### [Description of the task]
Print the entries in full, word for word, but not the pictures.

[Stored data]
START
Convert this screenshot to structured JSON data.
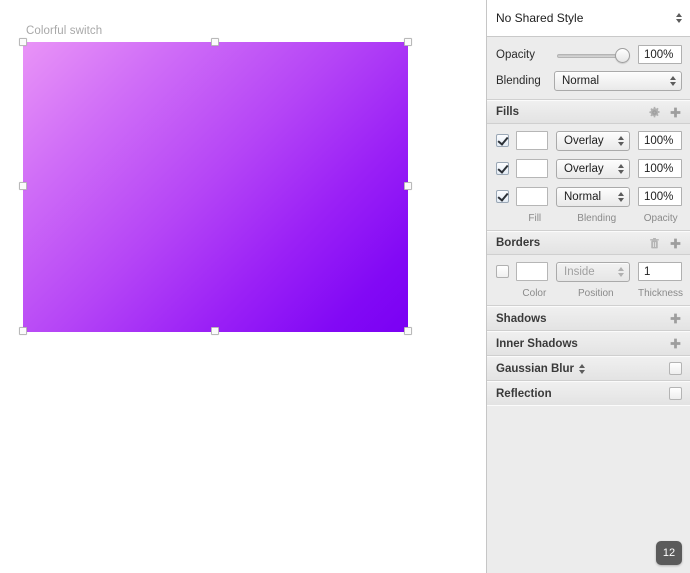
{
  "canvas": {
    "artboard_label": "Colorful switch",
    "shape": {
      "gradient_start": "#e994f7",
      "gradient_end": "#7a00f4",
      "selected": true
    }
  },
  "inspector": {
    "shared_style": {
      "value": "No Shared Style",
      "stepper_icon": "stepper-icon"
    },
    "opacity": {
      "label": "Opacity",
      "value": "100%",
      "slider_position": "100"
    },
    "blending": {
      "label": "Blending",
      "value": "Normal"
    },
    "fills": {
      "title": "Fills",
      "gear_icon": "gear-icon",
      "add_icon": "plus-icon",
      "columns": {
        "fill": "Fill",
        "blending": "Blending",
        "opacity": "Opacity"
      },
      "rows": [
        {
          "checked": true,
          "swatch": "gradient-dark",
          "blending": "Overlay",
          "opacity": "100%"
        },
        {
          "checked": true,
          "swatch": "gradient-light",
          "blending": "Overlay",
          "opacity": "100%"
        },
        {
          "checked": true,
          "swatch": "solid-purple",
          "blending": "Normal",
          "opacity": "100%",
          "color": "#a626f5"
        }
      ]
    },
    "borders": {
      "title": "Borders",
      "delete_icon": "trash-icon",
      "add_icon": "plus-icon",
      "columns": {
        "color": "Color",
        "position": "Position",
        "thickness": "Thickness"
      },
      "row": {
        "checked": false,
        "swatch": "solid-gray",
        "position": "Inside",
        "position_disabled": true,
        "thickness": "1"
      }
    },
    "shadows": {
      "title": "Shadows",
      "add_icon": "plus-icon"
    },
    "inner_shadows": {
      "title": "Inner Shadows",
      "add_icon": "plus-icon"
    },
    "gaussian_blur": {
      "title": "Gaussian Blur",
      "stepper_icon": "stepper-icon",
      "checked": false
    },
    "reflection": {
      "title": "Reflection",
      "checked": false
    }
  },
  "status": {
    "zoom_badge": "12"
  }
}
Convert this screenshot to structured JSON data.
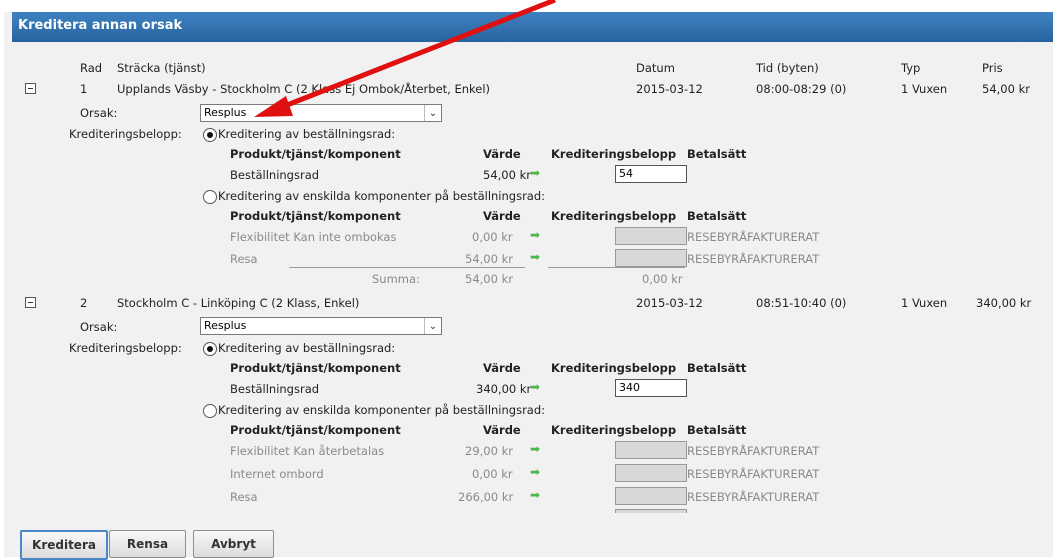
END
### [Task solution]
Convert this screenshot to structured JSON data.
{
  "canvas": {
    "artboard_label": "Colorful switch",
    "shape": {
      "gradient_start": "#e994f7",
      "gradient_end": "#7a00f4",
      "selected": true
    }
  },
  "inspector": {
    "shared_style": {
      "value": "No Shared Style",
      "stepper_icon": "stepper-icon"
    },
    "opacity": {
      "label": "Opacity",
      "value": "100%",
      "slider_position": "100"
    },
    "blending": {
      "label": "Blending",
      "value": "Normal"
    },
    "fills": {
      "title": "Fills",
      "gear_icon": "gear-icon",
      "add_icon": "plus-icon",
      "columns": {
        "fill": "Fill",
        "blending": "Blending",
        "opacity": "Opacity"
      },
      "rows": [
        {
          "checked": true,
          "swatch": "gradient-dark",
          "blending": "Overlay",
          "opacity": "100%"
        },
        {
          "checked": true,
          "swatch": "gradient-light",
          "blending": "Overlay",
          "opacity": "100%"
        },
        {
          "checked": true,
          "swatch": "solid-purple",
          "blending": "Normal",
          "opacity": "100%",
          "color": "#a626f5"
        }
      ]
    },
    "borders": {
      "title": "Borders",
      "delete_icon": "trash-icon",
      "add_icon": "plus-icon",
      "columns": {
        "color": "Color",
        "position": "Position",
        "thickness": "Thickness"
      },
      "row": {
        "checked": false,
        "swatch": "solid-gray",
        "position": "Inside",
        "position_disabled": true,
        "thickness": "1"
      }
    },
    "shadows": {
      "title": "Shadows",
      "add_icon": "plus-icon"
    },
    "inner_shadows": {
      "title": "Inner Shadows",
      "add_icon": "plus-icon"
    },
    "gaussian_blur": {
      "title": "Gaussian Blur",
      "stepper_icon": "stepper-icon",
      "checked": false
    },
    "reflection": {
      "title": "Reflection",
      "checked": false
    }
  },
  "status": {
    "zoom_badge": "12"
  }
}
Convert this screenshot to structured JSON data.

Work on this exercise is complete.